> _ENTRIES_:
--- Start ---

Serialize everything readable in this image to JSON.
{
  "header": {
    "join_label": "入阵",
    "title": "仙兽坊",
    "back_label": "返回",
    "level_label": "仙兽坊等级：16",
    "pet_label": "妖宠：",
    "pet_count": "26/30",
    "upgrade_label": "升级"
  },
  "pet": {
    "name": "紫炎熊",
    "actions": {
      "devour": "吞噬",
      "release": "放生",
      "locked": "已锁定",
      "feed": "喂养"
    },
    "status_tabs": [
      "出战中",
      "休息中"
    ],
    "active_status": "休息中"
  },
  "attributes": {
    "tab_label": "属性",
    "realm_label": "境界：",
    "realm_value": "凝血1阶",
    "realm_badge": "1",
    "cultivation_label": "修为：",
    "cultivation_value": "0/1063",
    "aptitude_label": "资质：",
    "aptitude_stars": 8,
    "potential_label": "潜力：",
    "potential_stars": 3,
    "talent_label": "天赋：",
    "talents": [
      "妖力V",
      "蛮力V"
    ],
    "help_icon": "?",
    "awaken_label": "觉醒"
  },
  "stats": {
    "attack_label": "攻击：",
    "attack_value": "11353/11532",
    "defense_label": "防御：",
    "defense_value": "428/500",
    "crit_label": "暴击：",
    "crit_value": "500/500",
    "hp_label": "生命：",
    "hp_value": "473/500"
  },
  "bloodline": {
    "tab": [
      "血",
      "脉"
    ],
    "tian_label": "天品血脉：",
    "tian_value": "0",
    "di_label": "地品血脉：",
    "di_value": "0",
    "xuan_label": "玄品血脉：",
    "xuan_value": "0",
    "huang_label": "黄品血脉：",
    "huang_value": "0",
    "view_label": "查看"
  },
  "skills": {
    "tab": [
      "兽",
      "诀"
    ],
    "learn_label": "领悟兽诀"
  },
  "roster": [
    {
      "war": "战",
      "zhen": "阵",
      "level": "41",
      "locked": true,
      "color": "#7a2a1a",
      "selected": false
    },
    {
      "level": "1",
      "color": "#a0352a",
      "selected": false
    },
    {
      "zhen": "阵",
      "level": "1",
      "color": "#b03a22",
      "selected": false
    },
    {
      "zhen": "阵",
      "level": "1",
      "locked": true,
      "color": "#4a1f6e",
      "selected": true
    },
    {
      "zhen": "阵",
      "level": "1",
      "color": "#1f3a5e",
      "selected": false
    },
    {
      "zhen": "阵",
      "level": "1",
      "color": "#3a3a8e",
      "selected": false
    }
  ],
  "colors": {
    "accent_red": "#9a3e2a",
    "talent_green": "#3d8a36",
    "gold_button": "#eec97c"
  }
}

--- End ---

> _OBJECTIVE_:
Take the entries above and copy them out exactly.

> _RESPONSE TO THIS TASK_:
Serialize everything readable in this image to JSON.
{
  "header": {
    "join_label": "入阵",
    "title": "仙兽坊",
    "back_label": "返回",
    "level_label": "仙兽坊等级：16",
    "pet_label": "妖宠：",
    "pet_count": "26/30",
    "upgrade_label": "升级"
  },
  "pet": {
    "name": "紫炎熊",
    "actions": {
      "devour": "吞噬",
      "release": "放生",
      "locked": "已锁定",
      "feed": "喂养"
    },
    "status_tabs": [
      "出战中",
      "休息中"
    ],
    "active_status": "休息中"
  },
  "attributes": {
    "tab_label": "属性",
    "realm_label": "境界：",
    "realm_value": "凝血1阶",
    "realm_badge": "1",
    "cultivation_label": "修为：",
    "cultivation_value": "0/1063",
    "aptitude_label": "资质：",
    "aptitude_stars": 8,
    "potential_label": "潜力：",
    "potential_stars": 3,
    "talent_label": "天赋：",
    "talents": [
      "妖力V",
      "蛮力V"
    ],
    "help_icon": "?",
    "awaken_label": "觉醒"
  },
  "stats": {
    "attack_label": "攻击：",
    "attack_value": "11353/11532",
    "defense_label": "防御：",
    "defense_value": "428/500",
    "crit_label": "暴击：",
    "crit_value": "500/500",
    "hp_label": "生命：",
    "hp_value": "473/500"
  },
  "bloodline": {
    "tab": [
      "血",
      "脉"
    ],
    "tian_label": "天品血脉：",
    "tian_value": "0",
    "di_label": "地品血脉：",
    "di_value": "0",
    "xuan_label": "玄品血脉：",
    "xuan_value": "0",
    "huang_label": "黄品血脉：",
    "huang_value": "0",
    "view_label": "查看"
  },
  "skills": {
    "tab": [
      "兽",
      "诀"
    ],
    "learn_label": "领悟兽诀"
  },
  "roster": [
    {
      "war": "战",
      "zhen": "阵",
      "level": "41",
      "locked": true,
      "color": "#7a2a1a",
      "selected": false
    },
    {
      "level": "1",
      "color": "#a0352a",
      "selected": false
    },
    {
      "zhen": "阵",
      "level": "1",
      "color": "#b03a22",
      "selected": false
    },
    {
      "zhen": "阵",
      "level": "1",
      "locked": true,
      "color": "#4a1f6e",
      "selected": true
    },
    {
      "zhen": "阵",
      "level": "1",
      "color": "#1f3a5e",
      "selected": false
    },
    {
      "zhen": "阵",
      "level": "1",
      "color": "#3a3a8e",
      "selected": false
    }
  ],
  "colors": {
    "accent_red": "#9a3e2a",
    "talent_green": "#3d8a36",
    "gold_button": "#eec97c"
  }
}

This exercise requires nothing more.